Problem description ▸ Return each line of the listing that contains the string "nations".

(Records from a dataset)
|---|

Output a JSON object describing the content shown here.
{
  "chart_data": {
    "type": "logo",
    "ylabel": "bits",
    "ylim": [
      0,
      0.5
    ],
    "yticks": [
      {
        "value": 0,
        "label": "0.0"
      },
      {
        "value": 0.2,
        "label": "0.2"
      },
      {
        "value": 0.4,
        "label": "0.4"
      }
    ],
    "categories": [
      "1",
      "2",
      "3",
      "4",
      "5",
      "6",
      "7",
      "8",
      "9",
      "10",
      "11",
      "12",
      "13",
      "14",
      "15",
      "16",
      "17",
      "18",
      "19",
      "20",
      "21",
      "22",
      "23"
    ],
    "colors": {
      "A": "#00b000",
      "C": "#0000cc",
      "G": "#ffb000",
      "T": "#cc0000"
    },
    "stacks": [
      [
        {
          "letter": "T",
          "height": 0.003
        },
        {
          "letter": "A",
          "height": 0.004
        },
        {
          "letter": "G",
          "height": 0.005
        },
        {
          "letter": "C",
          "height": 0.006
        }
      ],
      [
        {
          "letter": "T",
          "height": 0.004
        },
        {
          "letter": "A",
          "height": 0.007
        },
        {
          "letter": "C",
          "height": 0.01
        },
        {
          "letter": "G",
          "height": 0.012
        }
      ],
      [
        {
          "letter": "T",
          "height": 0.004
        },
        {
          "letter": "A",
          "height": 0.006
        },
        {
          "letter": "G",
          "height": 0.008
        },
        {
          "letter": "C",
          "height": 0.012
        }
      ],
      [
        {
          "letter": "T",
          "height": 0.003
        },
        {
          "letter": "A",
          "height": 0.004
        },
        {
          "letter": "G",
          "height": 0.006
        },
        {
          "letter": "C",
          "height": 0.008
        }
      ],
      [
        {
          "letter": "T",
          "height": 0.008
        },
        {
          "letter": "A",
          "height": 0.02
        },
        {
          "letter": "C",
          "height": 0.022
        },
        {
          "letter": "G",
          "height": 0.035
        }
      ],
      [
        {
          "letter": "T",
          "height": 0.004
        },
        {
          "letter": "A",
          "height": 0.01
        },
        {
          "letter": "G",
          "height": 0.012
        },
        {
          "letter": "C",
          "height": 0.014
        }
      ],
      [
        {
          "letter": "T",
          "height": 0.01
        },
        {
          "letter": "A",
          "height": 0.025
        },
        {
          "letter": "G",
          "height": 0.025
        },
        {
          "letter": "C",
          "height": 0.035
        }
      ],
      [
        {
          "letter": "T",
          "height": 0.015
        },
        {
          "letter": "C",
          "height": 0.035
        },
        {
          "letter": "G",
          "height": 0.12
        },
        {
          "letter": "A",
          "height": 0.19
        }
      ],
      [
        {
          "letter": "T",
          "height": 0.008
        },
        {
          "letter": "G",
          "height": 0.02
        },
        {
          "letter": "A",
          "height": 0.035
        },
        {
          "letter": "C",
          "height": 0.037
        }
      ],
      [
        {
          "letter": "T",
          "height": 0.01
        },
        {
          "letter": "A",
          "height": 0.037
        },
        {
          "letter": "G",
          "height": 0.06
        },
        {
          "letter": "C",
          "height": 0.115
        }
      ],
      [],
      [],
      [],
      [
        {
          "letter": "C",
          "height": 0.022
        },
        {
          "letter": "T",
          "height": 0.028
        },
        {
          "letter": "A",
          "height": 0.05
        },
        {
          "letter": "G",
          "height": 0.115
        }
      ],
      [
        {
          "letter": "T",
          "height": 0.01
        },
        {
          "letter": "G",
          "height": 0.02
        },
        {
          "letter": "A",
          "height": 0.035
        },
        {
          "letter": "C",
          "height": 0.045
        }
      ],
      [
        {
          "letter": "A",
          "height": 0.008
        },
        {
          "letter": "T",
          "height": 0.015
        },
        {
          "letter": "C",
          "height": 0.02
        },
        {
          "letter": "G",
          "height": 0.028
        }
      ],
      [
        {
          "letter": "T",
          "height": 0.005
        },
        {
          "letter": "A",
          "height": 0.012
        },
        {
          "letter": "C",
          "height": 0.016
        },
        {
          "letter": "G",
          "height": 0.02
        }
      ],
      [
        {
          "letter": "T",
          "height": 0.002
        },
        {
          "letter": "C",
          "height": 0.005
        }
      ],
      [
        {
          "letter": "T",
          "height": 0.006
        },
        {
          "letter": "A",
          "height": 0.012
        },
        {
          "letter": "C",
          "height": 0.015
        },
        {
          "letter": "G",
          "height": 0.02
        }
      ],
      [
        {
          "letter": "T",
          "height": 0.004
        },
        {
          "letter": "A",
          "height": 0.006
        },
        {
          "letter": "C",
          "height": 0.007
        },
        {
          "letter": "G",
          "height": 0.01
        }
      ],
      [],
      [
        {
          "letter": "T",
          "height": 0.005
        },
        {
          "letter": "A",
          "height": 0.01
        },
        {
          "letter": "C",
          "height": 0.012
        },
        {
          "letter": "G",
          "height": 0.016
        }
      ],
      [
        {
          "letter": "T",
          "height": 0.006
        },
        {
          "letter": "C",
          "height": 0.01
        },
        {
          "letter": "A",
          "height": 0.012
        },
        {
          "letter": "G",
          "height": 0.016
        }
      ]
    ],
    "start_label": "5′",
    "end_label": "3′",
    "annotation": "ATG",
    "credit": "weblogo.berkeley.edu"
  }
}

|---|

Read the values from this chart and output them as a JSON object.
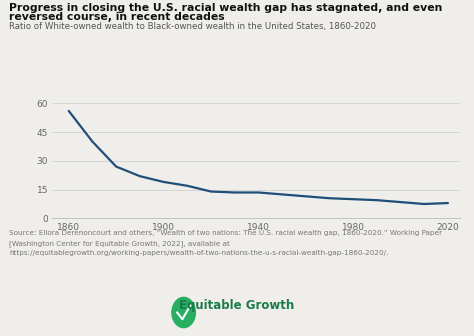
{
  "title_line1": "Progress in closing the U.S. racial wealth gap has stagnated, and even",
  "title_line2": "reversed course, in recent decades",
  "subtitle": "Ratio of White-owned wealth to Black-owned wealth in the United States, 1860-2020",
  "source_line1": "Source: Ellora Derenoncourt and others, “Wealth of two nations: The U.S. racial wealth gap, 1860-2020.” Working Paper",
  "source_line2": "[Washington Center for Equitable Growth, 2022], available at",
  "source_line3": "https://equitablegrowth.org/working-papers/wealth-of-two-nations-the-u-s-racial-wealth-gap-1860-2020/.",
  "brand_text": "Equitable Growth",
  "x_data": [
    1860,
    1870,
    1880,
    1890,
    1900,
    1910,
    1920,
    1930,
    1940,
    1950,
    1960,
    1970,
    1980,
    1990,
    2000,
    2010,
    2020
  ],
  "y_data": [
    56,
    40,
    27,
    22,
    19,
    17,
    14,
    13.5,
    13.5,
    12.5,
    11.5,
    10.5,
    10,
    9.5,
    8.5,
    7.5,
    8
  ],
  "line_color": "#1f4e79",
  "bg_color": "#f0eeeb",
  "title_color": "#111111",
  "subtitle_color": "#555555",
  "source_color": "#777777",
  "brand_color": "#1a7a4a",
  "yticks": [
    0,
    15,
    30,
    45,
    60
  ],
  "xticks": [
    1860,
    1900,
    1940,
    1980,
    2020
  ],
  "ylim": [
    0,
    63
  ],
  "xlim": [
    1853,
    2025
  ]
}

|---|

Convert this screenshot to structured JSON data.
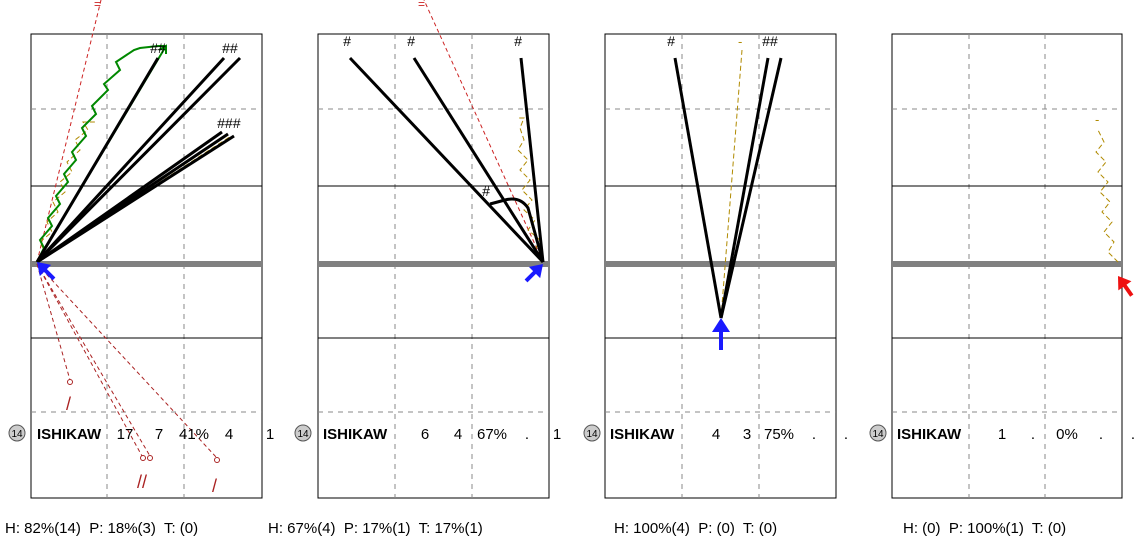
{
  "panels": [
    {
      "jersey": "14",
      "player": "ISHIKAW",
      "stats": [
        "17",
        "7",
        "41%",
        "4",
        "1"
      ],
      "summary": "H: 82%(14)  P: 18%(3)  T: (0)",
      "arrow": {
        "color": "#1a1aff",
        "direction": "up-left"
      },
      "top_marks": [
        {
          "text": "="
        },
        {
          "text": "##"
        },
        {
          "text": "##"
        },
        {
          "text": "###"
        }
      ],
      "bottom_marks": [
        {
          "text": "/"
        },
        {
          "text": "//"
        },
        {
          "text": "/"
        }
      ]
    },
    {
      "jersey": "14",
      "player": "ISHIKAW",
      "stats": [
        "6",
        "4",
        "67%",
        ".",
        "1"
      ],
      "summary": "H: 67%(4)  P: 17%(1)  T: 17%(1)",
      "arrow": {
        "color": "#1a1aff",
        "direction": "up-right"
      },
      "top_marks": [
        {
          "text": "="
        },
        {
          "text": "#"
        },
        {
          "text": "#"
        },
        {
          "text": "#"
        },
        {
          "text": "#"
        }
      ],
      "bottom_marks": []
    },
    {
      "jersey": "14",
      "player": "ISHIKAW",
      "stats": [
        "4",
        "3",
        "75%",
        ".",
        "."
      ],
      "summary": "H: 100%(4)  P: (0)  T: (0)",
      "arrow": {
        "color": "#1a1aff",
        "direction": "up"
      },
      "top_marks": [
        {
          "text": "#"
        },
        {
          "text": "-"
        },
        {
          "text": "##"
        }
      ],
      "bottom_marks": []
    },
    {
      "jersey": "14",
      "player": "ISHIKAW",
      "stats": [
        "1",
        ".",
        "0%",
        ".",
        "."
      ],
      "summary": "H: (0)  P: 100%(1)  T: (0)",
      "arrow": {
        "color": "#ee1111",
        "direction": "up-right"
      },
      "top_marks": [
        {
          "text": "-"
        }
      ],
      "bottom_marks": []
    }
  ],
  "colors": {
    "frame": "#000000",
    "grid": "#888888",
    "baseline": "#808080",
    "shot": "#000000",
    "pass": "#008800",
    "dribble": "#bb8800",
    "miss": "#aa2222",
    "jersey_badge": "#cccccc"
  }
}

|---|

The answer ▸
  "source_line1": "Source: Ellora Derenoncourt and others, “Wealth of two nations: The U.S. racial wealth gap, 1860-2020.” Working Paper",
  "source_line3": "https://equitablegrowth.org/working-papers/wealth-of-two-nations-the-u-s-racial-wealth-gap-1860-2020/.",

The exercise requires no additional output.